What you have to do:
Find the lines that hold the word "coordinate" and return them.

[Begin Data supplied]

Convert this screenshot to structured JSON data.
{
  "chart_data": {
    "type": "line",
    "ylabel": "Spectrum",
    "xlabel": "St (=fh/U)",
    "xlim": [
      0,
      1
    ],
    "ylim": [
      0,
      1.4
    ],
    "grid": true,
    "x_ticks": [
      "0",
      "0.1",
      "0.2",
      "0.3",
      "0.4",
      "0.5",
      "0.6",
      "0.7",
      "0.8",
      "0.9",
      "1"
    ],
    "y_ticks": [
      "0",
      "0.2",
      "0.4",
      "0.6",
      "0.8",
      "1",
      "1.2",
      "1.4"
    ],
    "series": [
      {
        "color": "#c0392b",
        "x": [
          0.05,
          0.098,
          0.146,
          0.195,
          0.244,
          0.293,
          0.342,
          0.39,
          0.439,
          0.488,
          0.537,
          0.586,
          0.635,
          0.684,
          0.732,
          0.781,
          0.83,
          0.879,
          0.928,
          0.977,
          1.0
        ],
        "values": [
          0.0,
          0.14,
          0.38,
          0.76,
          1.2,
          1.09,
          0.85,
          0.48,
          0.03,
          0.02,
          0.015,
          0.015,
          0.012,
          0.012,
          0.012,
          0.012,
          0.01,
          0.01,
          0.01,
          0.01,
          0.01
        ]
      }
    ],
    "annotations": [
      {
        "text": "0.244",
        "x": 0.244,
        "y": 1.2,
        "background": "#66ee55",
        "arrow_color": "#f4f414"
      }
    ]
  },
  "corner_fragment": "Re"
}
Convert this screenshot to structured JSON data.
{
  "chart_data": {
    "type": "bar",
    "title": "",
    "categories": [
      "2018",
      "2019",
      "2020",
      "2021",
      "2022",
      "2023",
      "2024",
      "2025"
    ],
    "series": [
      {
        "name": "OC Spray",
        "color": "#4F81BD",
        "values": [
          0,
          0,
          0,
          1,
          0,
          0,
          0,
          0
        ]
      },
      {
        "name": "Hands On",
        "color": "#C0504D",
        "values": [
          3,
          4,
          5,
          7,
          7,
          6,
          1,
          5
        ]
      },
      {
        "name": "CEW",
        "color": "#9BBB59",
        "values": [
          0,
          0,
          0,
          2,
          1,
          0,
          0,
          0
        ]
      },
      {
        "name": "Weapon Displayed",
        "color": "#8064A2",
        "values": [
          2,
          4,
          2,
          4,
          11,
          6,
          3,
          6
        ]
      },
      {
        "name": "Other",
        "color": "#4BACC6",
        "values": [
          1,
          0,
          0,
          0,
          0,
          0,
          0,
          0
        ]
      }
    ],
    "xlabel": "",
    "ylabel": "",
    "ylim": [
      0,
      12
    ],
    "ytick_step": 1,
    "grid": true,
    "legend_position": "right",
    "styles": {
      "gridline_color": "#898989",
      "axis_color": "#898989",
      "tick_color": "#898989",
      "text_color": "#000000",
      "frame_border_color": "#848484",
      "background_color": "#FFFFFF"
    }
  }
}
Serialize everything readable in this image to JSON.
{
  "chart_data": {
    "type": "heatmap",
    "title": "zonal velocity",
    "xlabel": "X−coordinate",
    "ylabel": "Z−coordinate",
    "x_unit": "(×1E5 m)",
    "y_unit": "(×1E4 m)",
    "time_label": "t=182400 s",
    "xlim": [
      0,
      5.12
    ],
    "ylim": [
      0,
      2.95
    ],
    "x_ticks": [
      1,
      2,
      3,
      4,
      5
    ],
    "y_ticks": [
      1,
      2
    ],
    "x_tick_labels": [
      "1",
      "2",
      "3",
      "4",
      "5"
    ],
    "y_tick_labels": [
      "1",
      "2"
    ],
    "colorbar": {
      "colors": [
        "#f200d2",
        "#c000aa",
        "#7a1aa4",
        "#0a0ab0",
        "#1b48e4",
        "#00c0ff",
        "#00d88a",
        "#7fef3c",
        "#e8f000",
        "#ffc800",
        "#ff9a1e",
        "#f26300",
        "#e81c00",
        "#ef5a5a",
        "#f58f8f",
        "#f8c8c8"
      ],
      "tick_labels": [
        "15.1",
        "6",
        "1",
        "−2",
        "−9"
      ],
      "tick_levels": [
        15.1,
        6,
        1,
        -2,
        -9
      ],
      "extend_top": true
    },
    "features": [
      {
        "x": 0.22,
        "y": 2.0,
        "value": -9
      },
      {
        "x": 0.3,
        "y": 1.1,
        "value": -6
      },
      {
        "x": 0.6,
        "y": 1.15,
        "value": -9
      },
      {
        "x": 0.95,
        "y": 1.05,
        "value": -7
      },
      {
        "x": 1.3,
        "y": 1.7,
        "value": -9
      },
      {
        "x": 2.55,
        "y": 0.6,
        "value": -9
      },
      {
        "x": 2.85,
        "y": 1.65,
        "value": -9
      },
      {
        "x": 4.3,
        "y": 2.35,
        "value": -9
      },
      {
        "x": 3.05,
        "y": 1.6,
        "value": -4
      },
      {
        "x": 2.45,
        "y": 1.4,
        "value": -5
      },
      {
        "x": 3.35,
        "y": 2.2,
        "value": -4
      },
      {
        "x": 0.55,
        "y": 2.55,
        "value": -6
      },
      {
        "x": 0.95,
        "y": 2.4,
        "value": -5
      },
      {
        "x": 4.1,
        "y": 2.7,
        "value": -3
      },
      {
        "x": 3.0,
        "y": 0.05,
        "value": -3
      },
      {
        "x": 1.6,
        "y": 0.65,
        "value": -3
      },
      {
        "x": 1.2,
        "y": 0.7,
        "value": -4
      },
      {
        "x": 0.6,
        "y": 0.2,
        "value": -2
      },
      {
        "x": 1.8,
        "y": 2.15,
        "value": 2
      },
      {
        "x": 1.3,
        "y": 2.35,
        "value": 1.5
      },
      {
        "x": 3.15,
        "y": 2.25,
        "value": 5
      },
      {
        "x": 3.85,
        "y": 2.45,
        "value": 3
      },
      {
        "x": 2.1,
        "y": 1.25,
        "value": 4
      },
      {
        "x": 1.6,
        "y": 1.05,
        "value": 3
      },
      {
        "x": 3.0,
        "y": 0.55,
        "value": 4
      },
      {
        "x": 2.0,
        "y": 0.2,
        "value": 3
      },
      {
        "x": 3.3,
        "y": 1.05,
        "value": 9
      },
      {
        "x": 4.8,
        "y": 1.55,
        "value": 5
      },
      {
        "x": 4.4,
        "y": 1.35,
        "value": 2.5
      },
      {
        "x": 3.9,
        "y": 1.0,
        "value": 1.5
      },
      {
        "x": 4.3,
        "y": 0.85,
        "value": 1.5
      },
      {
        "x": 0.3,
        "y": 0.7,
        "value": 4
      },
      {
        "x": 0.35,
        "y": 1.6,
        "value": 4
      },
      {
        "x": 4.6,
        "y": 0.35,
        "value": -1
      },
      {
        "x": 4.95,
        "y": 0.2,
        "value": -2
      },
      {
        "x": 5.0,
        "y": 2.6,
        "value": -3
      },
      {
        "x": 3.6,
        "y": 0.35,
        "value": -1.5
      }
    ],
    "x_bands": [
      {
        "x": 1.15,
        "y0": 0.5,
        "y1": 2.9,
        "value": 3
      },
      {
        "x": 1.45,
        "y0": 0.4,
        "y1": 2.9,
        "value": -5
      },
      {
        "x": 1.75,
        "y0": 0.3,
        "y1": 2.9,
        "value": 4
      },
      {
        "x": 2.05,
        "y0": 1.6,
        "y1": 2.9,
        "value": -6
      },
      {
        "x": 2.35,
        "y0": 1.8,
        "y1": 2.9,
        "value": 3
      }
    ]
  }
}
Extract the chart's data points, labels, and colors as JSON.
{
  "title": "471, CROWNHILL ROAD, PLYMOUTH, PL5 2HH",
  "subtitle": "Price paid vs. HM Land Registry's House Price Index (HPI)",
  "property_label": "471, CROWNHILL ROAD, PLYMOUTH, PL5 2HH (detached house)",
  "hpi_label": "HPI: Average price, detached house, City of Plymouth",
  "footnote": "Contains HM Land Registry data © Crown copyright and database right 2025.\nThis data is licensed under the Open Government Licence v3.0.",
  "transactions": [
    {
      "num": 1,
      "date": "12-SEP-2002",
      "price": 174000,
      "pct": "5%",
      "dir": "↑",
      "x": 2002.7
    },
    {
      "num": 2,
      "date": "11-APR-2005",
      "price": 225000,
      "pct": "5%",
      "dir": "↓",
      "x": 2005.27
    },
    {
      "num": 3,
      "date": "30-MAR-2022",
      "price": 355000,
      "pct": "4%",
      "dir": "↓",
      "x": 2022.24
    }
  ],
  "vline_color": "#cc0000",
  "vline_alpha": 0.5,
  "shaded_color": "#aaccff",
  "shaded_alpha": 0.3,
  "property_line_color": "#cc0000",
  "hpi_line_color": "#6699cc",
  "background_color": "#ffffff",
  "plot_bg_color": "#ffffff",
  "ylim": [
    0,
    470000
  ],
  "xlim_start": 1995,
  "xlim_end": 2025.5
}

[End Data supplied]

Right answer:
    "xlabel": "X−coordinate",
    "ylabel": "Z−coordinate",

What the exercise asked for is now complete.